Task instructions =>
Go through the listing and pick out each line with the word "cerdo" in it.

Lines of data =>
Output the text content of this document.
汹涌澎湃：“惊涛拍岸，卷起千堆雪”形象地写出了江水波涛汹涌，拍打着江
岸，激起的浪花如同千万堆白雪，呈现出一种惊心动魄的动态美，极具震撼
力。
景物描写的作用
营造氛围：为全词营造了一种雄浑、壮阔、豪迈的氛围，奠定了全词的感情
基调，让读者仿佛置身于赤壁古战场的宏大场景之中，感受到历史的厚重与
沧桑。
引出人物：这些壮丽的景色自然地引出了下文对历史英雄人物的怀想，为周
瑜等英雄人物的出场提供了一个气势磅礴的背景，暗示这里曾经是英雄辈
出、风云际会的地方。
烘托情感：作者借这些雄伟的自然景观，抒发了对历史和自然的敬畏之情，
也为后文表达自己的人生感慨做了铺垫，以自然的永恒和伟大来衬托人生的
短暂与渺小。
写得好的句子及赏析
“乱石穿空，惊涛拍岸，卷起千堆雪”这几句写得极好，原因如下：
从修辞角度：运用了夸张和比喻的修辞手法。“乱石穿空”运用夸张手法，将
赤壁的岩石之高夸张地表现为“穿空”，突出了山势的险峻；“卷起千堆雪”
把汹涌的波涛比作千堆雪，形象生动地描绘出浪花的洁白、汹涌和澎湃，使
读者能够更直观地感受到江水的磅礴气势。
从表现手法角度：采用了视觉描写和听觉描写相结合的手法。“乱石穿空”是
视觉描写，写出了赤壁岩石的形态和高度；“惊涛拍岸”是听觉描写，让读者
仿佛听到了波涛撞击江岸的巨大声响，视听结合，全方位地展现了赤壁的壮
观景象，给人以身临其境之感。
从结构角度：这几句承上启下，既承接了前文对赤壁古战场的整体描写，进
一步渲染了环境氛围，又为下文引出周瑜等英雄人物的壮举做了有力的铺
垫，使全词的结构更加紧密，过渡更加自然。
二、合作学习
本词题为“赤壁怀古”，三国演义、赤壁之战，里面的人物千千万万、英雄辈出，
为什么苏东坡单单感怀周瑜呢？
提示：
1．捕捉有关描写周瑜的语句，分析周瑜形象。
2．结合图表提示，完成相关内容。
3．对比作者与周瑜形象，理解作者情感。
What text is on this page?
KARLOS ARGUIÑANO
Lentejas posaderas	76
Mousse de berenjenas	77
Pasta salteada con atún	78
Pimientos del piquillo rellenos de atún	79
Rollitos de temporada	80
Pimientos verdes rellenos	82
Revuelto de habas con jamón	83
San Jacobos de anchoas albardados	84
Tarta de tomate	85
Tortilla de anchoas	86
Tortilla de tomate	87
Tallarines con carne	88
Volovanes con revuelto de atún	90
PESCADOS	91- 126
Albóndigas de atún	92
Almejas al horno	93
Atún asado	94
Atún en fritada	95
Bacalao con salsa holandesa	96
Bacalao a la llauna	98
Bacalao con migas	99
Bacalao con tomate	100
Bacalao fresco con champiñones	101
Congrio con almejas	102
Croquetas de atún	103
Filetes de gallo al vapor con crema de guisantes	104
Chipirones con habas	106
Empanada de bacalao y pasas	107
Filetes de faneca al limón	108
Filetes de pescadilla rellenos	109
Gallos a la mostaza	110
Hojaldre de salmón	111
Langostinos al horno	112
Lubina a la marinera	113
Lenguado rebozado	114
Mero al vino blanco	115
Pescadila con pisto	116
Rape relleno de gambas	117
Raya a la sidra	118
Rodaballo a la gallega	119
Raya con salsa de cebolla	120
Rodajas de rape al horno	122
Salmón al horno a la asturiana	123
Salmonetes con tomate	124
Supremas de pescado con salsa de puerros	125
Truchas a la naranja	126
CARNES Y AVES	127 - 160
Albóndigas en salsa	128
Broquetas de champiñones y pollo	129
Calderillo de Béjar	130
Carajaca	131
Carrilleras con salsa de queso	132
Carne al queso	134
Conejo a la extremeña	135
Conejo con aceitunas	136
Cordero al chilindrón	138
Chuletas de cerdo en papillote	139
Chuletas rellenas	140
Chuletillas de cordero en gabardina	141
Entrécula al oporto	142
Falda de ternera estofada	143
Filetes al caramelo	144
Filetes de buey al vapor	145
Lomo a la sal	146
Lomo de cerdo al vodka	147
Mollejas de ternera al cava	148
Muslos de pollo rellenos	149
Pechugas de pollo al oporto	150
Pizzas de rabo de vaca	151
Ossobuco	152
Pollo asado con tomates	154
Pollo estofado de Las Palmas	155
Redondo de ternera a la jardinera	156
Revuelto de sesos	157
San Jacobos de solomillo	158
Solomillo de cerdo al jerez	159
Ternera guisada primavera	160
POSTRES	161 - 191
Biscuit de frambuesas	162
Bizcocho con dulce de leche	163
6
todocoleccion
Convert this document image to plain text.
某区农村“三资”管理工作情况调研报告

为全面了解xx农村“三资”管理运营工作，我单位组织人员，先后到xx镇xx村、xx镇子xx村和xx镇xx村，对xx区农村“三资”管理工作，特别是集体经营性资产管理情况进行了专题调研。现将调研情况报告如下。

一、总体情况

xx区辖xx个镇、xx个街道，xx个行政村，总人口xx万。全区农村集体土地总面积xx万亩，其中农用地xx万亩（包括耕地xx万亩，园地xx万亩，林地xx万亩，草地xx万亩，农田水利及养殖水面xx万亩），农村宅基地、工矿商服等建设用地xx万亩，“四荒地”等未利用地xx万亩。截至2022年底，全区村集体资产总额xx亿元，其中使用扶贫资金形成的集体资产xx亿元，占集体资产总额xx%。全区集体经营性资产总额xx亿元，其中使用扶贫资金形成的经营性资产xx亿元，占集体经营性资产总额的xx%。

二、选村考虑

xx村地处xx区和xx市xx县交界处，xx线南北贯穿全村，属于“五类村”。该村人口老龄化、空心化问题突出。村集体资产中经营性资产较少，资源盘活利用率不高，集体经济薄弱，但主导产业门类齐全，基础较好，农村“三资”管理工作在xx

Task output =>
Chuletas de cerdo en papillote	139
Lomo de cerdo al vodka	147
Solomillo de cerdo al jerez	159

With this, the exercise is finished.